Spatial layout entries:
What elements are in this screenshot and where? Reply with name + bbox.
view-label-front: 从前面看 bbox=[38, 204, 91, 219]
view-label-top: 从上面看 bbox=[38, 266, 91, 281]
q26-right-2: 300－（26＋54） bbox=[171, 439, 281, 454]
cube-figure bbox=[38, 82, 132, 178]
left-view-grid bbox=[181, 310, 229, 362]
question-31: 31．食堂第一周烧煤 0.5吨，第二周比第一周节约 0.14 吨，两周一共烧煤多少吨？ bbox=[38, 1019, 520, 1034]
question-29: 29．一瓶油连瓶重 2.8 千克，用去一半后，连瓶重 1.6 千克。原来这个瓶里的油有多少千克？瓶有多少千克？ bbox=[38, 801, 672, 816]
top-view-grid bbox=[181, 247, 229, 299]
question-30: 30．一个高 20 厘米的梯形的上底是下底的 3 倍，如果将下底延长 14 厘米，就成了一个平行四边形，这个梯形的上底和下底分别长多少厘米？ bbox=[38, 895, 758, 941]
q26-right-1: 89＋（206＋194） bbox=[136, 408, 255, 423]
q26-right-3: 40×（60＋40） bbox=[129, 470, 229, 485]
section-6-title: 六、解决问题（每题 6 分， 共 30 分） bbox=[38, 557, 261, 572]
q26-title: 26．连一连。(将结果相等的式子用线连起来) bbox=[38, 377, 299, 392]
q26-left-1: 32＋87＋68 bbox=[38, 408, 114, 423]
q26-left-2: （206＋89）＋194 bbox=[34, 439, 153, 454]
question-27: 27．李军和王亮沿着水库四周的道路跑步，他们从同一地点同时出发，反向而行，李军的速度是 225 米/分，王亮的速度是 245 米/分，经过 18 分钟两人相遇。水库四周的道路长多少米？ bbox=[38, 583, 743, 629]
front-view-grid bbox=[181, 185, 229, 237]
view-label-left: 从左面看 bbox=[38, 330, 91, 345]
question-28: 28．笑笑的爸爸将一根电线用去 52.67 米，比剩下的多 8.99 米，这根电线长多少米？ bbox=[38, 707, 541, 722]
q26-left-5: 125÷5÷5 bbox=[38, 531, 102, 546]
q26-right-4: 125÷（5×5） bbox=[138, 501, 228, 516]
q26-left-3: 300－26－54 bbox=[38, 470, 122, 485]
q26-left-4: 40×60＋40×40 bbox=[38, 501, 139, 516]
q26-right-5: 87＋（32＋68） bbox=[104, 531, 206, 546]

- TASK GOAL
Extract each line of the material above that contains the string "right". Treat uppercase and lowercase letters as different.

- RESULT
q26-right-2: 300－（26＋54） bbox=[171, 439, 281, 454]
q26-right-1: 89＋（206＋194） bbox=[136, 408, 255, 423]
q26-right-3: 40×（60＋40） bbox=[129, 470, 229, 485]
q26-right-4: 125÷（5×5） bbox=[138, 501, 228, 516]
q26-right-5: 87＋（32＋68） bbox=[104, 531, 206, 546]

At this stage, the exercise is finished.